**Dataset rows:**
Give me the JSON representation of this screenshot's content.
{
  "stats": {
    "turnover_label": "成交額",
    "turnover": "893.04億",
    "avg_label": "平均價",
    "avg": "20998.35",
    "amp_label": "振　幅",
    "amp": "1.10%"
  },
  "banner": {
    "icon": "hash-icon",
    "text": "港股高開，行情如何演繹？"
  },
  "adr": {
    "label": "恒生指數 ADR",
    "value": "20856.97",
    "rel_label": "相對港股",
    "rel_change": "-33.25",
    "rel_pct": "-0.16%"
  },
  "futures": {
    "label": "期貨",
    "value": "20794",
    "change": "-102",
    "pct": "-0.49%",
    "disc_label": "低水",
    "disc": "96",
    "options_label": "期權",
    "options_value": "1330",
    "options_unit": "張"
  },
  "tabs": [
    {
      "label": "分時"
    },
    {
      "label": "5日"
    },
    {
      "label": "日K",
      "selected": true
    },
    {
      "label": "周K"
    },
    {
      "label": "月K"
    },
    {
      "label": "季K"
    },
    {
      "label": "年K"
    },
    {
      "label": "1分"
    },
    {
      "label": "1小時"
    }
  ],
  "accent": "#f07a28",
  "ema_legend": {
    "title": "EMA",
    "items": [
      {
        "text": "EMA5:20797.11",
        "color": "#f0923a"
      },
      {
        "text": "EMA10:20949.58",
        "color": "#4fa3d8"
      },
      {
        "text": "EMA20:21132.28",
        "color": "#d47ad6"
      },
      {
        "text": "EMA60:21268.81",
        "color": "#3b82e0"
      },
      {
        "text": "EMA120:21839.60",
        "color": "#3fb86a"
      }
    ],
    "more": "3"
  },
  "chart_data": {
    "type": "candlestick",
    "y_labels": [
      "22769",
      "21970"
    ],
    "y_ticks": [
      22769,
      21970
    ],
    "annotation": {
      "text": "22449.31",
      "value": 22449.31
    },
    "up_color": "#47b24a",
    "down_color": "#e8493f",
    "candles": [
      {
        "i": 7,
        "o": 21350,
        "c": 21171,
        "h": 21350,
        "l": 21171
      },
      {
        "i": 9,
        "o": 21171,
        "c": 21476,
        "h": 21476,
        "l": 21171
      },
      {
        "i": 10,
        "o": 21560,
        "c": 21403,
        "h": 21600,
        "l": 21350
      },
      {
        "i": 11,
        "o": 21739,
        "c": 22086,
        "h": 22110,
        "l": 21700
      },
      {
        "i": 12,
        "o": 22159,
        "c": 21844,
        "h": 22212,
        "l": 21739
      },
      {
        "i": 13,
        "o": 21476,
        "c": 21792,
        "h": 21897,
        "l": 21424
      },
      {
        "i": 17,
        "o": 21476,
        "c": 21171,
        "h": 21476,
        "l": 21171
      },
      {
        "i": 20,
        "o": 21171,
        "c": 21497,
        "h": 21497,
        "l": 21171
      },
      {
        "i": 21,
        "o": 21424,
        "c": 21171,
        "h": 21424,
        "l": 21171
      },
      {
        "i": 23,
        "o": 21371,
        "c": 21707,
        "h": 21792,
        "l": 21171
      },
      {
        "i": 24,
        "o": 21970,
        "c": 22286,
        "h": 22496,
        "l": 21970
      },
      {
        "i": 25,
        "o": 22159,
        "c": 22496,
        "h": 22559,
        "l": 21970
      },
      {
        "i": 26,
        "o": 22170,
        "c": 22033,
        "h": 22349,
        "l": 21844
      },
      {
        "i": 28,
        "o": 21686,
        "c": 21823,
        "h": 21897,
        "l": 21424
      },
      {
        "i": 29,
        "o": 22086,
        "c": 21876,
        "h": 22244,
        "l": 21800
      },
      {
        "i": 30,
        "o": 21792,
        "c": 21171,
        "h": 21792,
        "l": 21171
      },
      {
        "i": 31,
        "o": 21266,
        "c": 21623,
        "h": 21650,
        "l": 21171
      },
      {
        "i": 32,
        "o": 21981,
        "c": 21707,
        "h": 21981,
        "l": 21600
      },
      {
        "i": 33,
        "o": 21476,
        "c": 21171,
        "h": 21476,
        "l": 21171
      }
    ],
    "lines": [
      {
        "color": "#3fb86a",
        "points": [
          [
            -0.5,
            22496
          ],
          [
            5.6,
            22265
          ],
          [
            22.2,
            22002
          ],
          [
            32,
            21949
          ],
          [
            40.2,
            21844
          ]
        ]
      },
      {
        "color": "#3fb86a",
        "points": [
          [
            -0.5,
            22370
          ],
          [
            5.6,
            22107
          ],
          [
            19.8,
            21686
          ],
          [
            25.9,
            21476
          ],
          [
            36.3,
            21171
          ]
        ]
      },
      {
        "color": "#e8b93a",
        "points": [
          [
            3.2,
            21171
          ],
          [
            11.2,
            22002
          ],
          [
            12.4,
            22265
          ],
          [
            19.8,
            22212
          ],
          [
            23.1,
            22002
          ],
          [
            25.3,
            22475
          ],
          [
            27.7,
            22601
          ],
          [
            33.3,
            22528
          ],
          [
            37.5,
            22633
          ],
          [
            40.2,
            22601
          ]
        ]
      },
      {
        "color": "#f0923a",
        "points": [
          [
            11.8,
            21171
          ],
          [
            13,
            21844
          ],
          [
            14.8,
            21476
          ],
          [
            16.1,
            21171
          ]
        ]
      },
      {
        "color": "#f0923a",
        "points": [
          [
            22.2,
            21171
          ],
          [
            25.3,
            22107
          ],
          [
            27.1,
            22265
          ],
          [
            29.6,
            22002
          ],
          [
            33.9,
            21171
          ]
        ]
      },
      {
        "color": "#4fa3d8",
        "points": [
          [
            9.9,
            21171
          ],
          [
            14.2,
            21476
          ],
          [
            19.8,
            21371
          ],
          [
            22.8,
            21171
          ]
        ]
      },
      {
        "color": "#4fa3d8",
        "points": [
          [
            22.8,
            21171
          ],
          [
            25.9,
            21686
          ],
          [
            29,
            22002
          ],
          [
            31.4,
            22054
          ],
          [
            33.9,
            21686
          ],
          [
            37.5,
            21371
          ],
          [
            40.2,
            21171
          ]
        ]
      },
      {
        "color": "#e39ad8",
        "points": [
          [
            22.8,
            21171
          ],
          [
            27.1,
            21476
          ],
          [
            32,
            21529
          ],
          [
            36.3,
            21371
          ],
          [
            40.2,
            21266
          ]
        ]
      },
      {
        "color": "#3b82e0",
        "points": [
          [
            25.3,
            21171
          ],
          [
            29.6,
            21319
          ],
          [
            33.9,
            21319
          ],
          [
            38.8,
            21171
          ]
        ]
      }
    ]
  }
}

**Short problem:**
Make an exact copy of all the data.

**Expected answer:**
Give me the JSON representation of this screenshot's content.
{
  "stats": {
    "turnover_label": "成交額",
    "turnover": "893.04億",
    "avg_label": "平均價",
    "avg": "20998.35",
    "amp_label": "振　幅",
    "amp": "1.10%"
  },
  "banner": {
    "icon": "hash-icon",
    "text": "港股高開，行情如何演繹？"
  },
  "adr": {
    "label": "恒生指數 ADR",
    "value": "20856.97",
    "rel_label": "相對港股",
    "rel_change": "-33.25",
    "rel_pct": "-0.16%"
  },
  "futures": {
    "label": "期貨",
    "value": "20794",
    "change": "-102",
    "pct": "-0.49%",
    "disc_label": "低水",
    "disc": "96",
    "options_label": "期權",
    "options_value": "1330",
    "options_unit": "張"
  },
  "tabs": [
    {
      "label": "分時"
    },
    {
      "label": "5日"
    },
    {
      "label": "日K",
      "selected": true
    },
    {
      "label": "周K"
    },
    {
      "label": "月K"
    },
    {
      "label": "季K"
    },
    {
      "label": "年K"
    },
    {
      "label": "1分"
    },
    {
      "label": "1小時"
    }
  ],
  "accent": "#f07a28",
  "ema_legend": {
    "title": "EMA",
    "items": [
      {
        "text": "EMA5:20797.11",
        "color": "#f0923a"
      },
      {
        "text": "EMA10:20949.58",
        "color": "#4fa3d8"
      },
      {
        "text": "EMA20:21132.28",
        "color": "#d47ad6"
      },
      {
        "text": "EMA60:21268.81",
        "color": "#3b82e0"
      },
      {
        "text": "EMA120:21839.60",
        "color": "#3fb86a"
      }
    ],
    "more": "3"
  },
  "chart_data": {
    "type": "candlestick",
    "y_labels": [
      "22769",
      "21970"
    ],
    "y_ticks": [
      22769,
      21970
    ],
    "annotation": {
      "text": "22449.31",
      "value": 22449.31
    },
    "up_color": "#47b24a",
    "down_color": "#e8493f",
    "candles": [
      {
        "i": 7,
        "o": 21350,
        "c": 21171,
        "h": 21350,
        "l": 21171
      },
      {
        "i": 9,
        "o": 21171,
        "c": 21476,
        "h": 21476,
        "l": 21171
      },
      {
        "i": 10,
        "o": 21560,
        "c": 21403,
        "h": 21600,
        "l": 21350
      },
      {
        "i": 11,
        "o": 21739,
        "c": 22086,
        "h": 22110,
        "l": 21700
      },
      {
        "i": 12,
        "o": 22159,
        "c": 21844,
        "h": 22212,
        "l": 21739
      },
      {
        "i": 13,
        "o": 21476,
        "c": 21792,
        "h": 21897,
        "l": 21424
      },
      {
        "i": 17,
        "o": 21476,
        "c": 21171,
        "h": 21476,
        "l": 21171
      },
      {
        "i": 20,
        "o": 21171,
        "c": 21497,
        "h": 21497,
        "l": 21171
      },
      {
        "i": 21,
        "o": 21424,
        "c": 21171,
        "h": 21424,
        "l": 21171
      },
      {
        "i": 23,
        "o": 21371,
        "c": 21707,
        "h": 21792,
        "l": 21171
      },
      {
        "i": 24,
        "o": 21970,
        "c": 22286,
        "h": 22496,
        "l": 21970
      },
      {
        "i": 25,
        "o": 22159,
        "c": 22496,
        "h": 22559,
        "l": 21970
      },
      {
        "i": 26,
        "o": 22170,
        "c": 22033,
        "h": 22349,
        "l": 21844
      },
      {
        "i": 28,
        "o": 21686,
        "c": 21823,
        "h": 21897,
        "l": 21424
      },
      {
        "i": 29,
        "o": 22086,
        "c": 21876,
        "h": 22244,
        "l": 21800
      },
      {
        "i": 30,
        "o": 21792,
        "c": 21171,
        "h": 21792,
        "l": 21171
      },
      {
        "i": 31,
        "o": 21266,
        "c": 21623,
        "h": 21650,
        "l": 21171
      },
      {
        "i": 32,
        "o": 21981,
        "c": 21707,
        "h": 21981,
        "l": 21600
      },
      {
        "i": 33,
        "o": 21476,
        "c": 21171,
        "h": 21476,
        "l": 21171
      }
    ],
    "lines": [
      {
        "color": "#3fb86a",
        "points": [
          [
            -0.5,
            22496
          ],
          [
            5.6,
            22265
          ],
          [
            22.2,
            22002
          ],
          [
            32,
            21949
          ],
          [
            40.2,
            21844
          ]
        ]
      },
      {
        "color": "#3fb86a",
        "points": [
          [
            -0.5,
            22370
          ],
          [
            5.6,
            22107
          ],
          [
            19.8,
            21686
          ],
          [
            25.9,
            21476
          ],
          [
            36.3,
            21171
          ]
        ]
      },
      {
        "color": "#e8b93a",
        "points": [
          [
            3.2,
            21171
          ],
          [
            11.2,
            22002
          ],
          [
            12.4,
            22265
          ],
          [
            19.8,
            22212
          ],
          [
            23.1,
            22002
          ],
          [
            25.3,
            22475
          ],
          [
            27.7,
            22601
          ],
          [
            33.3,
            22528
          ],
          [
            37.5,
            22633
          ],
          [
            40.2,
            22601
          ]
        ]
      },
      {
        "color": "#f0923a",
        "points": [
          [
            11.8,
            21171
          ],
          [
            13,
            21844
          ],
          [
            14.8,
            21476
          ],
          [
            16.1,
            21171
          ]
        ]
      },
      {
        "color": "#f0923a",
        "points": [
          [
            22.2,
            21171
          ],
          [
            25.3,
            22107
          ],
          [
            27.1,
            22265
          ],
          [
            29.6,
            22002
          ],
          [
            33.9,
            21171
          ]
        ]
      },
      {
        "color": "#4fa3d8",
        "points": [
          [
            9.9,
            21171
          ],
          [
            14.2,
            21476
          ],
          [
            19.8,
            21371
          ],
          [
            22.8,
            21171
          ]
        ]
      },
      {
        "color": "#4fa3d8",
        "points": [
          [
            22.8,
            21171
          ],
          [
            25.9,
            21686
          ],
          [
            29,
            22002
          ],
          [
            31.4,
            22054
          ],
          [
            33.9,
            21686
          ],
          [
            37.5,
            21371
          ],
          [
            40.2,
            21171
          ]
        ]
      },
      {
        "color": "#e39ad8",
        "points": [
          [
            22.8,
            21171
          ],
          [
            27.1,
            21476
          ],
          [
            32,
            21529
          ],
          [
            36.3,
            21371
          ],
          [
            40.2,
            21266
          ]
        ]
      },
      {
        "color": "#3b82e0",
        "points": [
          [
            25.3,
            21171
          ],
          [
            29.6,
            21319
          ],
          [
            33.9,
            21319
          ],
          [
            38.8,
            21171
          ]
        ]
      }
    ]
  }
}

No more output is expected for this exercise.